Start of Working data

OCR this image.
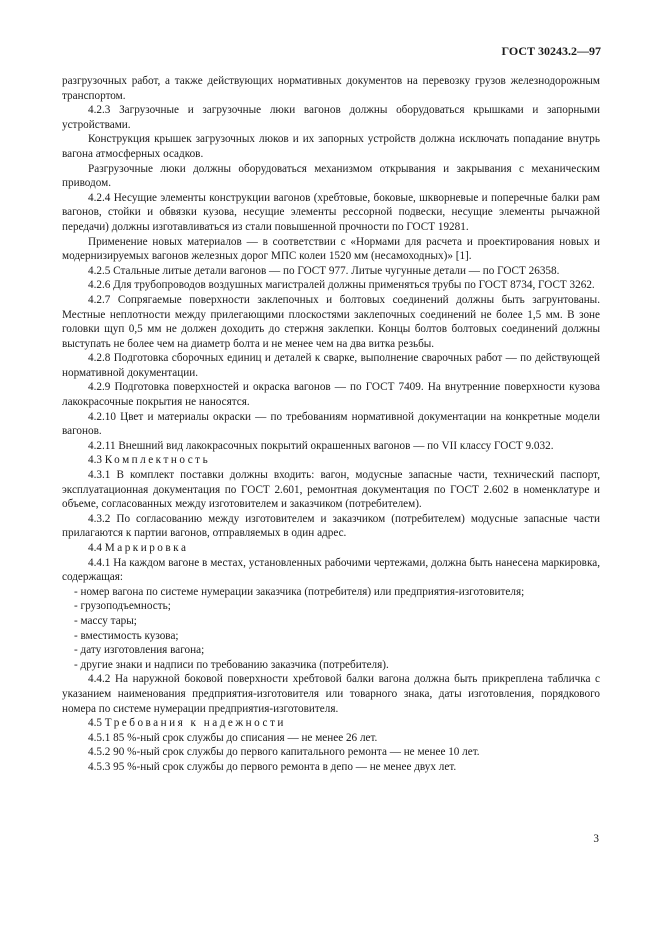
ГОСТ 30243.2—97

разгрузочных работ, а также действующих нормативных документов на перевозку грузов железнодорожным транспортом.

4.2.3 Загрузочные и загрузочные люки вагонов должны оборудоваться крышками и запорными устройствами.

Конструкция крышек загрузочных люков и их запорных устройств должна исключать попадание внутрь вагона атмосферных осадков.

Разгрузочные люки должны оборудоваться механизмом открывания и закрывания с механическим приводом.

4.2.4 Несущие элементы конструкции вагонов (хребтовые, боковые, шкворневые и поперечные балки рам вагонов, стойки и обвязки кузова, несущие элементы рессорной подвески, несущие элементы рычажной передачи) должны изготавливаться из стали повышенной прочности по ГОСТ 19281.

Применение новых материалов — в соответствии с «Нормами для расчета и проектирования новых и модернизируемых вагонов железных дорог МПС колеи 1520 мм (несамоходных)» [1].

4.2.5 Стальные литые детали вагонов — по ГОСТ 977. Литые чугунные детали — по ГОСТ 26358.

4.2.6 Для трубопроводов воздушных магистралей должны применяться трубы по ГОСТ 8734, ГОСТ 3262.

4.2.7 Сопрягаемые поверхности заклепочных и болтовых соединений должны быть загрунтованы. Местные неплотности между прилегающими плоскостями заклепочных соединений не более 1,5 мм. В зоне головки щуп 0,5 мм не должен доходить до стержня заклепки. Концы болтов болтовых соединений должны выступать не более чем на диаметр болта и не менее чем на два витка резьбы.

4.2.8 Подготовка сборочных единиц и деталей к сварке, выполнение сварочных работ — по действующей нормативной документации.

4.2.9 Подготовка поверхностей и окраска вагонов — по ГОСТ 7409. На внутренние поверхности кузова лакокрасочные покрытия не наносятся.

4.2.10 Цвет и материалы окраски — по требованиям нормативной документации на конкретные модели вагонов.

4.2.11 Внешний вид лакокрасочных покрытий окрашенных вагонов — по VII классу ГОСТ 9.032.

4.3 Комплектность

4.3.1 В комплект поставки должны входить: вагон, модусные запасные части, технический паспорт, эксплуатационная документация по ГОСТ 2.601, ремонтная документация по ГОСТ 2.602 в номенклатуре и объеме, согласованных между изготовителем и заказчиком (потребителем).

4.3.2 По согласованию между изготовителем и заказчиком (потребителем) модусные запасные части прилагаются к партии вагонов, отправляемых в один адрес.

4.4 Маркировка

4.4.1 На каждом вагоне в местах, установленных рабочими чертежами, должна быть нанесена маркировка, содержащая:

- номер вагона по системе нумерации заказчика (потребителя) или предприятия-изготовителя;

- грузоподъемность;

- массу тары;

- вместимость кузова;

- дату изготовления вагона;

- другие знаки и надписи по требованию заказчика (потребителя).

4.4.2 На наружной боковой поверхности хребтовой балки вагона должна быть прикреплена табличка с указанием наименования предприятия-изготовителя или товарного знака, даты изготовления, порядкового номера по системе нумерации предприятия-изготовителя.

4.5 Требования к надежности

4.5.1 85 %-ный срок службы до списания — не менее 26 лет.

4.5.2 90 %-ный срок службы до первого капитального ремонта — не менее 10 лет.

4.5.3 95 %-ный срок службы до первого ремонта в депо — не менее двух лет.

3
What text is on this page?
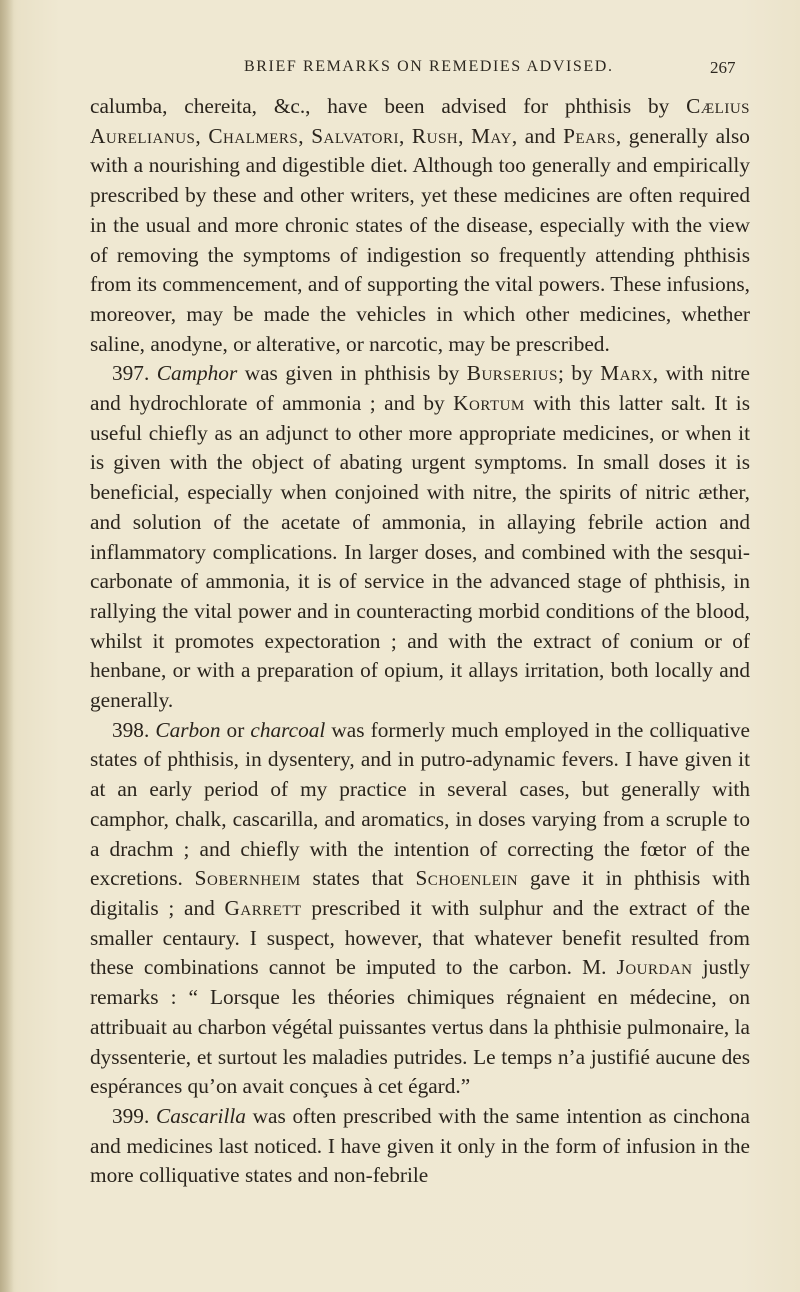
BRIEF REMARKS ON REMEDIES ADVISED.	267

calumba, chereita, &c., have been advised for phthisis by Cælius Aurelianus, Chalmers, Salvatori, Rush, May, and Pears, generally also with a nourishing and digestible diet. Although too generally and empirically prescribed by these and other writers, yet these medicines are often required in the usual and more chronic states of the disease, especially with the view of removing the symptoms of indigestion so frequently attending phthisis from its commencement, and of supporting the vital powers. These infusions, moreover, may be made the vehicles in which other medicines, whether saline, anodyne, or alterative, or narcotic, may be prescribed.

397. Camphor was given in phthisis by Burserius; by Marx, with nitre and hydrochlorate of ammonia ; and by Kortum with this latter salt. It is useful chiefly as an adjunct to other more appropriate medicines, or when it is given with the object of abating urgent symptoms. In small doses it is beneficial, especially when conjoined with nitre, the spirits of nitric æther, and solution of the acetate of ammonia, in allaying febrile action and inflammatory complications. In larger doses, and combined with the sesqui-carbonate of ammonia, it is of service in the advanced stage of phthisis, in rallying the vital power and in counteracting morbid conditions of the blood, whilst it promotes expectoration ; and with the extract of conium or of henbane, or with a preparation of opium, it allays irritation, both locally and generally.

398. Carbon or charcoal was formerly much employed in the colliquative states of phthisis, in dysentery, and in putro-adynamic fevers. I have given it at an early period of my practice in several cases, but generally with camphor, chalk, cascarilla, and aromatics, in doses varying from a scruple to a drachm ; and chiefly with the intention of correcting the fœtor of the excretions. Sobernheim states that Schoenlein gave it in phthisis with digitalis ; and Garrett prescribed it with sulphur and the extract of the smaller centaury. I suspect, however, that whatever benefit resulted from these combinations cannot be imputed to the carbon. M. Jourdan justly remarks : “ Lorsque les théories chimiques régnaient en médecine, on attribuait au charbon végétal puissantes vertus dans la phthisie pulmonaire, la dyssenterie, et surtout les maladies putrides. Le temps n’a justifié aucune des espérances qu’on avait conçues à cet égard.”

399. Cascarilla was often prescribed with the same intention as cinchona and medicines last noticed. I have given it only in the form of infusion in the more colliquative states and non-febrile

End of Working data
Start of Working data

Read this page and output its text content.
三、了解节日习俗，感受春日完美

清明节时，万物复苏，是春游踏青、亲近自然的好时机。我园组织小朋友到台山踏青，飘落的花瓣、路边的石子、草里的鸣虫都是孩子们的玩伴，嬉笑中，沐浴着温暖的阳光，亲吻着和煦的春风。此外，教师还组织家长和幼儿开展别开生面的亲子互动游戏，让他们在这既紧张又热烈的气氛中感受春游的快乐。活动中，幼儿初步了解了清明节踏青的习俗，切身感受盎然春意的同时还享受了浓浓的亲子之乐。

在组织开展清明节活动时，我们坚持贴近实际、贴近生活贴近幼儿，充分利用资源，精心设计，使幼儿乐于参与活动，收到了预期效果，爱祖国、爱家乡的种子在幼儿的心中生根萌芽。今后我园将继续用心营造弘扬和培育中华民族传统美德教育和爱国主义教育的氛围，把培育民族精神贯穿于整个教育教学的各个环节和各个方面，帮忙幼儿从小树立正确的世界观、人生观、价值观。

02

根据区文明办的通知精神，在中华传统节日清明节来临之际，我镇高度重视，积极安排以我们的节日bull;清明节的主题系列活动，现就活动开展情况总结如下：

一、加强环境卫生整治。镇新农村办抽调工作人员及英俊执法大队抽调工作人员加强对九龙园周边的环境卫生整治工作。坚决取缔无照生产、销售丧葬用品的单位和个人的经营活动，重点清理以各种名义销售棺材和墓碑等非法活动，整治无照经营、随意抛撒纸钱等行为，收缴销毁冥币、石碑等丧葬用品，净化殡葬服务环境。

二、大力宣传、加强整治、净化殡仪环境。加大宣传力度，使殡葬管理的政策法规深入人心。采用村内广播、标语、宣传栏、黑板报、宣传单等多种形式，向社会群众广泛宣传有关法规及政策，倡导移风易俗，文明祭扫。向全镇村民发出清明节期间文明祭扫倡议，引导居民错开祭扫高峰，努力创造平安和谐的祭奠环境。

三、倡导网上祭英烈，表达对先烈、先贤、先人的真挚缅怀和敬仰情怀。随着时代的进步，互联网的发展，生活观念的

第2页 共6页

End of Working data

### Problem to solve:
Take every line above carrying "люки" and return it.

### Task solution:
4.2.3 Загрузочные и загрузочные люки вагонов должны оборудоваться крышками и запорными устройствами.
Разгрузочные люки должны оборудоваться механизмом открывания и закрывания с механическим приводом.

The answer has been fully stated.